** begin Supplied information **

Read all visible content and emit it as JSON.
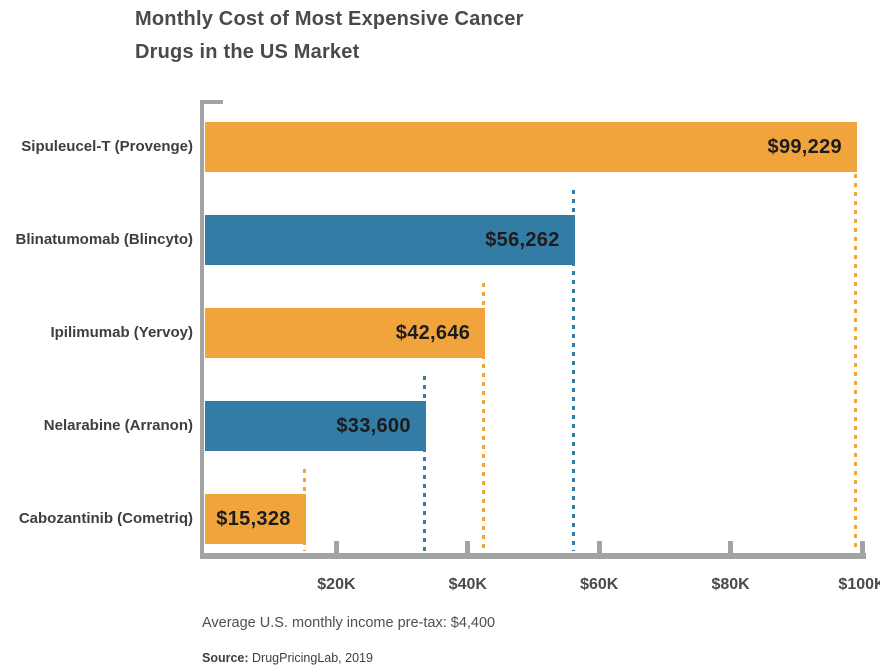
{
  "title": {
    "line1": "Monthly Cost of Most Expensive Cancer",
    "line2": "Drugs in the US Market"
  },
  "chart_data": {
    "type": "bar",
    "orientation": "horizontal",
    "title": "Monthly Cost of Most Expensive Cancer Drugs in the US Market",
    "categories": [
      "Sipuleucel-T (Provenge)",
      "Blinatumomab (Blincyto)",
      "Ipilimumab (Yervoy)",
      "Nelarabine (Arranon)",
      "Cabozantinib (Cometriq)"
    ],
    "values": [
      99229,
      56262,
      42646,
      33600,
      15328
    ],
    "bars": [
      {
        "label": "Sipuleucel-T (Provenge)",
        "value": 99229,
        "value_label": "$99,229",
        "color": "#F2A43C"
      },
      {
        "label": "Blinatumomab (Blincyto)",
        "value": 56262,
        "value_label": "$56,262",
        "color": "#337CA6"
      },
      {
        "label": "Ipilimumab (Yervoy)",
        "value": 42646,
        "value_label": "$42,646",
        "color": "#F2A43C"
      },
      {
        "label": "Nelarabine (Arranon)",
        "value": 33600,
        "value_label": "$33,600",
        "color": "#337CA6"
      },
      {
        "label": "Cabozantinib (Cometriq)",
        "value": 15328,
        "value_label": "$15,328",
        "color": "#F2A43C"
      }
    ],
    "xlim": [
      0,
      100000
    ],
    "x_ticks": [
      {
        "value": 20000,
        "label": "$20K"
      },
      {
        "value": 40000,
        "label": "$40K"
      },
      {
        "value": 60000,
        "label": "$60K"
      },
      {
        "value": 80000,
        "label": "$80K"
      },
      {
        "value": 100000,
        "label": "$100K"
      }
    ],
    "legend": "none",
    "grid": "dotted guide line from each bar end down to x-axis, colored like the bar",
    "colors": {
      "orange": "#F2A43C",
      "blue": "#337CA6",
      "axis": "#A3A3A3",
      "value_text": "#1C1C1C"
    }
  },
  "note": "Average U.S. monthly income pre-tax: $4,400",
  "source": {
    "label": "Source:",
    "text": " DrugPricingLab, 2019"
  }
}
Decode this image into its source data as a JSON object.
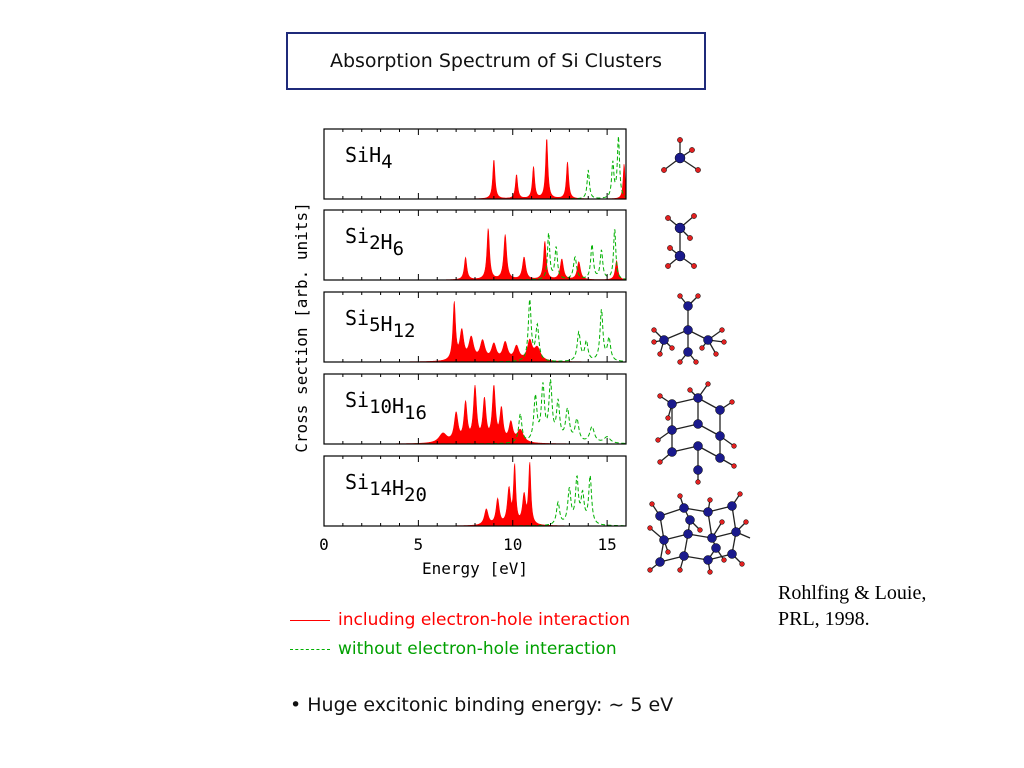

** end Supplied information **

■ **What the task asks**: Repeat the records in full, exactly as they appear, without the pictures.

■ **Exercise output**:
Read all visible content and emit it as JSON.
{
  "title": {
    "line1": "Monthly Cost of Most Expensive Cancer",
    "line2": "Drugs in the US Market"
  },
  "chart_data": {
    "type": "bar",
    "orientation": "horizontal",
    "title": "Monthly Cost of Most Expensive Cancer Drugs in the US Market",
    "categories": [
      "Sipuleucel-T (Provenge)",
      "Blinatumomab (Blincyto)",
      "Ipilimumab (Yervoy)",
      "Nelarabine (Arranon)",
      "Cabozantinib (Cometriq)"
    ],
    "values": [
      99229,
      56262,
      42646,
      33600,
      15328
    ],
    "bars": [
      {
        "label": "Sipuleucel-T (Provenge)",
        "value": 99229,
        "value_label": "$99,229",
        "color": "#F2A43C"
      },
      {
        "label": "Blinatumomab (Blincyto)",
        "value": 56262,
        "value_label": "$56,262",
        "color": "#337CA6"
      },
      {
        "label": "Ipilimumab (Yervoy)",
        "value": 42646,
        "value_label": "$42,646",
        "color": "#F2A43C"
      },
      {
        "label": "Nelarabine (Arranon)",
        "value": 33600,
        "value_label": "$33,600",
        "color": "#337CA6"
      },
      {
        "label": "Cabozantinib (Cometriq)",
        "value": 15328,
        "value_label": "$15,328",
        "color": "#F2A43C"
      }
    ],
    "xlim": [
      0,
      100000
    ],
    "x_ticks": [
      {
        "value": 20000,
        "label": "$20K"
      },
      {
        "value": 40000,
        "label": "$40K"
      },
      {
        "value": 60000,
        "label": "$60K"
      },
      {
        "value": 80000,
        "label": "$80K"
      },
      {
        "value": 100000,
        "label": "$100K"
      }
    ],
    "legend": "none",
    "grid": "dotted guide line from each bar end down to x-axis, colored like the bar",
    "colors": {
      "orange": "#F2A43C",
      "blue": "#337CA6",
      "axis": "#A3A3A3",
      "value_text": "#1C1C1C"
    }
  },
  "note": "Average U.S. monthly income pre-tax: $4,400",
  "source": {
    "label": "Source:",
    "text": " DrugPricingLab, 2019"
  }
}
Decode this image into its source data as a JSON object.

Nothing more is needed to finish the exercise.